**GIVEN TASK**:
Find every line in the records below that holds the word "Global" and copy it.

**ENTRIES PROVIDED**:
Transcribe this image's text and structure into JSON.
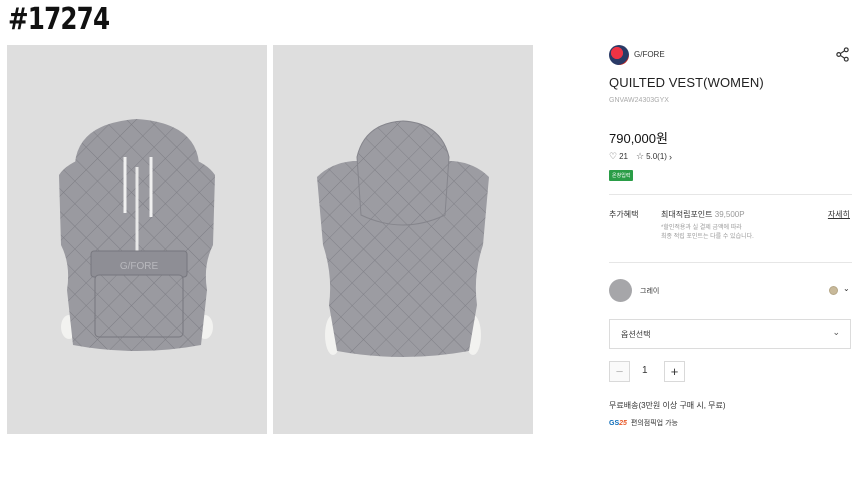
{
  "watermark": "#17274",
  "gallery": {
    "front_logo_text": "G/FORE"
  },
  "brand": {
    "name": "G/FORE"
  },
  "product": {
    "title": "QUILTED VEST(WOMEN)",
    "code": "GNVAW24303GYX",
    "price": "790,000원",
    "likes": "21",
    "rating": "5.0(1)",
    "badge": "온창입력"
  },
  "benefit": {
    "label": "추가혜택",
    "title": "최대적립포인트",
    "points": "39,500P",
    "detail_link": "자세히",
    "note_line1": "*할인적용과 실 결제 금액에 따라",
    "note_line2": "최종 적립 포인트는 다를 수 있습니다."
  },
  "color": {
    "name": "그레이",
    "swatch_hex": "#a6a6a9",
    "selected_dot_hex": "#c8b99a"
  },
  "option_select": {
    "label": "옵션선택"
  },
  "quantity": {
    "minus": "−",
    "value": "1",
    "plus": "+"
  },
  "shipping": {
    "text": "무료배송(3만원 이상 구매 시, 무료)",
    "pickup_logo_a": "GS",
    "pickup_logo_b": "25",
    "pickup_text": "편의점픽업 가능"
  },
  "icons": [
    "share-icon",
    "heart-icon",
    "star-icon",
    "chevron-right-icon",
    "chevron-down-icon"
  ]
}
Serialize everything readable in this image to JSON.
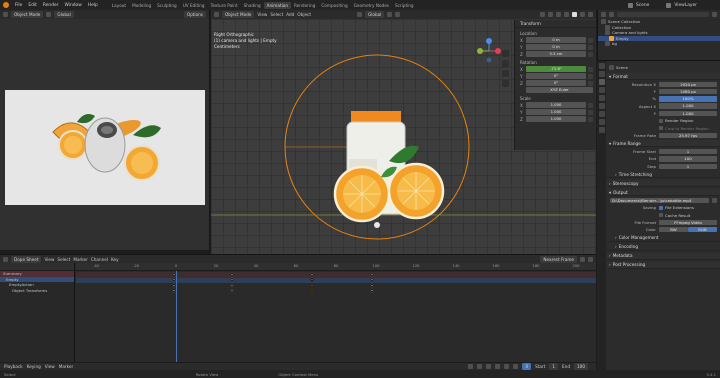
{
  "menubar": {
    "menus": [
      "File",
      "Edit",
      "Render",
      "Window",
      "Help"
    ],
    "workspaces": [
      "Layout",
      "Modeling",
      "Sculpting",
      "UV Editing",
      "Texture Paint",
      "Shading",
      "Animation",
      "Rendering",
      "Compositing",
      "Geometry Nodes",
      "Scripting"
    ],
    "active_workspace": "Animation",
    "scene": "Scene",
    "view_layer": "ViewLayer"
  },
  "image_editor": {
    "mode": "Object Mode",
    "view": "View",
    "gizmo": "Gizmo",
    "global": "Global",
    "options": "Options"
  },
  "viewport": {
    "mode": "Object Mode",
    "menus": [
      "View",
      "Select",
      "Add",
      "Object"
    ],
    "transform_orientation": "Global",
    "overlay_lines": [
      "Right Orthographic",
      "(1) camera and lights | Empty",
      "Centimeters"
    ]
  },
  "n_panel": {
    "title": "Transform",
    "location_label": "Location",
    "location": [
      {
        "axis": "X",
        "value": "0 m"
      },
      {
        "axis": "Y",
        "value": "0 m"
      },
      {
        "axis": "Z",
        "value": "5.5 cm"
      }
    ],
    "rotation_label": "Rotation",
    "rotation": [
      {
        "axis": "X",
        "value": "-71.6°"
      },
      {
        "axis": "Y",
        "value": "0°"
      },
      {
        "axis": "Z",
        "value": "0°"
      }
    ],
    "rotation_mode": "XYZ Euler",
    "scale_label": "Scale",
    "scale": [
      {
        "axis": "X",
        "value": "1.000"
      },
      {
        "axis": "Y",
        "value": "1.000"
      },
      {
        "axis": "Z",
        "value": "1.000"
      }
    ]
  },
  "dope_sheet": {
    "editor_mode": "Dope Sheet",
    "menus": [
      "View",
      "Select",
      "Marker",
      "Channel",
      "Key"
    ],
    "interpolation": "Nearest Frame",
    "channels": [
      "Summary",
      "Empty",
      "EmptyAction",
      "Object Transforms"
    ],
    "ruler_ticks": [
      {
        "frame": -40,
        "label": "-40"
      },
      {
        "frame": -20,
        "label": "-20"
      },
      {
        "frame": 0,
        "label": "0"
      },
      {
        "frame": 20,
        "label": "20"
      },
      {
        "frame": 40,
        "label": "40"
      },
      {
        "frame": 60,
        "label": "60"
      },
      {
        "frame": 80,
        "label": "80"
      },
      {
        "frame": 100,
        "label": "100"
      },
      {
        "frame": 120,
        "label": "120"
      },
      {
        "frame": 140,
        "label": "140"
      },
      {
        "frame": 160,
        "label": "160"
      },
      {
        "frame": 180,
        "label": "180"
      },
      {
        "frame": 200,
        "label": "200"
      }
    ],
    "frame_range": [
      -50,
      210
    ],
    "current_frame": 0,
    "keyframes": [
      -1,
      28,
      68,
      98
    ],
    "highlight_colors": {
      "summary_row": "#512e33",
      "selected_row": "#2f4e7a",
      "keyframe": "#e8e8e8",
      "selected_keyframe": "#f0a020",
      "playhead": "#4772b3"
    }
  },
  "playback": {
    "playback": "Playback",
    "keying": "Keying",
    "view": "View",
    "marker": "Marker",
    "current_frame": "0",
    "start_label": "Start",
    "start": "1",
    "end_label": "End",
    "end": "100"
  },
  "status_bar": {
    "select": "Select",
    "rotate": "Rotate View",
    "context": "Object Context Menu",
    "version": "3.4.1"
  },
  "outliner": {
    "items": [
      {
        "label": "Scene Collection",
        "indent": 0
      },
      {
        "label": "Collection",
        "indent": 1
      },
      {
        "label": "Camera and lights",
        "indent": 1
      },
      {
        "label": "Empty",
        "indent": 2,
        "selected": true
      },
      {
        "label": "bg",
        "indent": 1
      }
    ]
  },
  "properties": {
    "scene_name": "Scene",
    "format": {
      "title": "Format",
      "rows": [
        {
          "label": "Resolution X",
          "value": "1920 px"
        },
        {
          "label": "Y",
          "value": "1080 px"
        },
        {
          "label": "%",
          "value": "100%",
          "blue": true
        },
        {
          "label": "Aspect X",
          "value": "1.000"
        },
        {
          "label": "Y",
          "value": "1.000"
        }
      ],
      "render_region": "Render Region",
      "crop": "Crop to Render Region",
      "frame_rate_label": "Frame Rate",
      "frame_rate": "25.97 fps"
    },
    "frame_range": {
      "title": "Frame Range",
      "rows": [
        {
          "label": "Frame Start",
          "value": "1"
        },
        {
          "label": "End",
          "value": "100"
        },
        {
          "label": "Step",
          "value": "1"
        }
      ]
    },
    "time_stretching": "Time Stretching",
    "stereoscopy": "Stereoscopy",
    "output": {
      "title": "Output",
      "path": "D:\\Documents\\Blender...\\juicebottle.mp4",
      "saving_label": "Saving",
      "file_extensions": "File Extensions",
      "cache_result": "Cache Result",
      "file_format_label": "File Format",
      "file_format": "FFmpeg Video",
      "color_label": "Color",
      "color_bw": "BW",
      "color_rgb": "RGB"
    },
    "color_management": "Color Management",
    "encoding": "Encoding",
    "metadata": "Metadata",
    "post_processing": "Post Processing"
  }
}
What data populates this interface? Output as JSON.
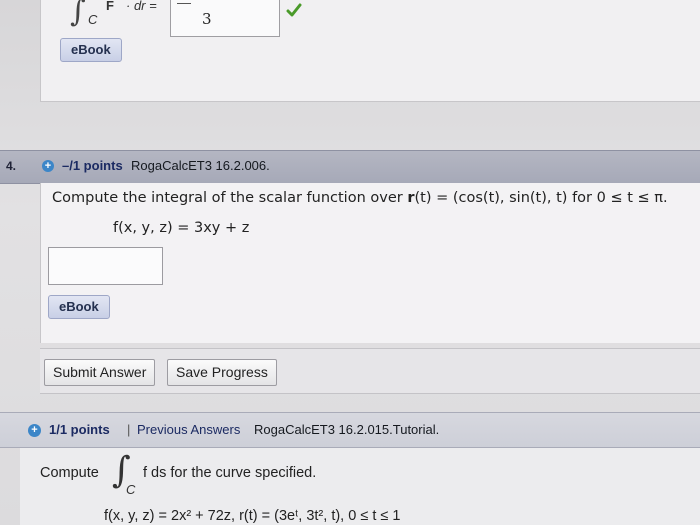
{
  "top_question": {
    "expression_F": "F",
    "expression_dr": "· dr =",
    "integral_subscript": "C",
    "answer_value": "3",
    "status": "correct",
    "ebook_label": "eBook"
  },
  "question4": {
    "number": "4.",
    "points": "–/1 points",
    "source": "RogaCalcET3 16.2.006.",
    "prompt_start": "Compute the integral of the scalar function over ",
    "prompt_r": "r",
    "prompt_mid": "(t) = (cos(t), sin(t), t) for 0 ≤ t ≤ π.",
    "function": "f(x, y, z) = 3xy + z",
    "answer_value": "",
    "ebook_label": "eBook",
    "submit_label": "Submit Answer",
    "save_label": "Save Progress"
  },
  "question5": {
    "points": "1/1 points",
    "separator": "|",
    "previous_answers_label": "Previous Answers",
    "source": "RogaCalcET3 16.2.015.Tutorial.",
    "compute_label": "Compute",
    "integral_subscript": "C",
    "rest": "f ds for the curve specified.",
    "function_line": "f(x, y, z) = 2x² + 72z,  r(t) = (3eᵗ, 3t², t),  0 ≤ t ≤ 1"
  },
  "colors": {
    "link_blue": "#1b2a62",
    "plus_icon": "#3c86c8",
    "check_green": "#4a9a2a"
  }
}
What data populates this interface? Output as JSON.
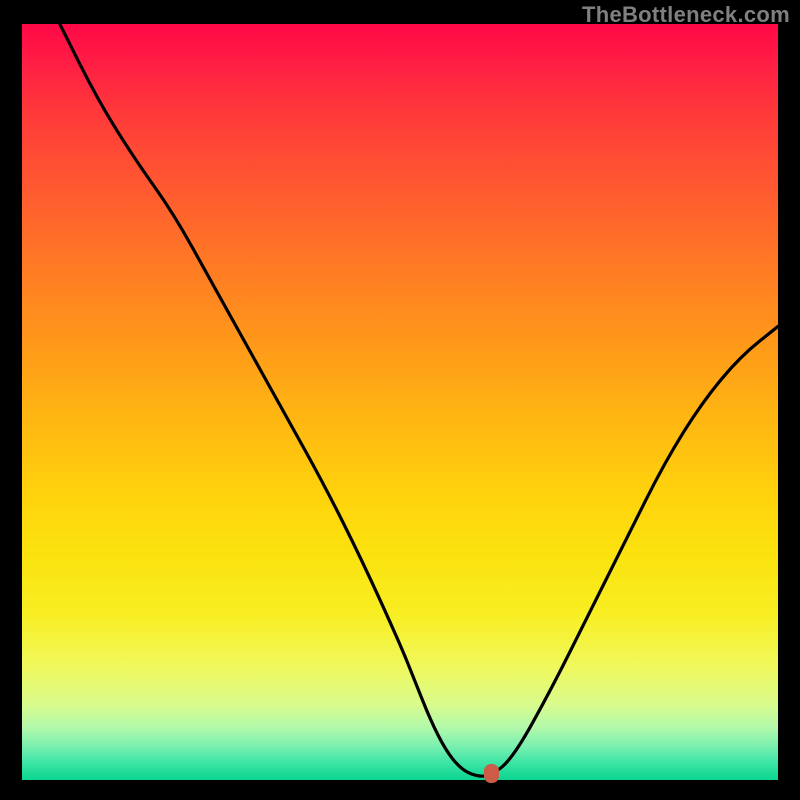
{
  "watermark": "TheBottleneck.com",
  "chart_data": {
    "type": "line",
    "title": "",
    "xlabel": "",
    "ylabel": "",
    "xlim": [
      0,
      100
    ],
    "ylim": [
      0,
      100
    ],
    "grid": false,
    "legend": false,
    "series": [
      {
        "name": "bottleneck-curve",
        "color": "#000000",
        "x": [
          5,
          10,
          15,
          20,
          25,
          30,
          35,
          40,
          45,
          50,
          52,
          54,
          56,
          58,
          60,
          62,
          65,
          70,
          75,
          80,
          85,
          90,
          95,
          100
        ],
        "values": [
          100,
          90,
          82,
          75,
          66,
          57,
          48,
          39,
          29,
          18,
          13,
          8,
          4,
          1.5,
          0.5,
          0.5,
          3,
          12,
          22,
          32,
          42,
          50,
          56,
          60
        ]
      }
    ],
    "marker": {
      "x": 62,
      "y": 0.5,
      "color": "#cc5c48"
    },
    "background_gradient": {
      "top": "#ff0846",
      "mid": "#ffd20c",
      "bottom": "#09d58f"
    }
  }
}
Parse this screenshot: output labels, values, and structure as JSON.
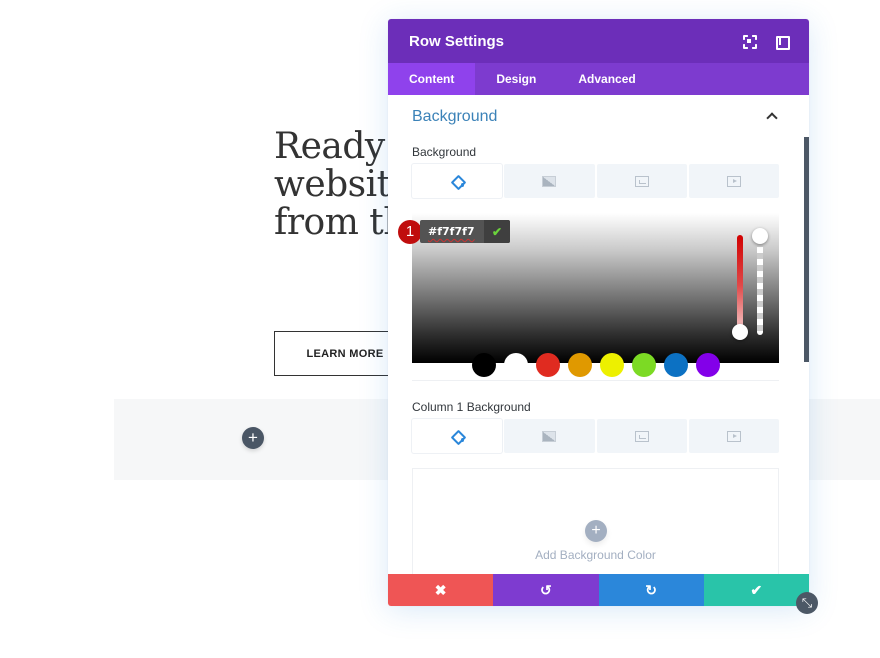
{
  "page": {
    "heading_lines": [
      "Ready t",
      "website",
      "from th"
    ],
    "learn_more_label": "LEARN MORE",
    "add_row_icon": "plus-icon"
  },
  "modal": {
    "title": "Row Settings",
    "header_icons": [
      "expand-icon",
      "split-view-icon"
    ],
    "tabs": [
      {
        "label": "Content",
        "active": true
      },
      {
        "label": "Design",
        "active": false
      },
      {
        "label": "Advanced",
        "active": false
      }
    ],
    "section": {
      "title": "Background",
      "expanded": true
    },
    "background": {
      "label": "Background",
      "type_tabs": [
        "color-icon",
        "gradient-icon",
        "image-icon",
        "video-icon"
      ],
      "active_type": "color",
      "picker": {
        "hex_value": "#f7f7f7",
        "step_badge": "1",
        "hue_level": 0.0,
        "alpha_level": 1.0,
        "swatches": [
          "#000000",
          "#ffffff",
          "#e02b20",
          "#e09900",
          "#edf000",
          "#7cda24",
          "#0c71c3",
          "#8300e9"
        ]
      }
    },
    "column1_background": {
      "label": "Column 1 Background",
      "type_tabs": [
        "color-icon",
        "gradient-icon",
        "image-icon",
        "video-icon"
      ],
      "active_type": "color",
      "add_label": "Add Background Color"
    },
    "footer": {
      "buttons": [
        {
          "name": "cancel",
          "icon": "✖",
          "color": "#ef5555"
        },
        {
          "name": "undo",
          "icon": "↺",
          "color": "#7e3bd0"
        },
        {
          "name": "redo",
          "icon": "↻",
          "color": "#2b87da"
        },
        {
          "name": "save",
          "icon": "✔",
          "color": "#29c4a9"
        }
      ]
    }
  },
  "colors": {
    "header": "#6c2eb9",
    "tabs_bar": "#7d3bcf",
    "tab_active": "#8f42ec",
    "accent_blue": "#2b87da"
  }
}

**ANSWER FOR THIS EXERCISE**:
    "global": "Global",
    "transform_orientation": "Global",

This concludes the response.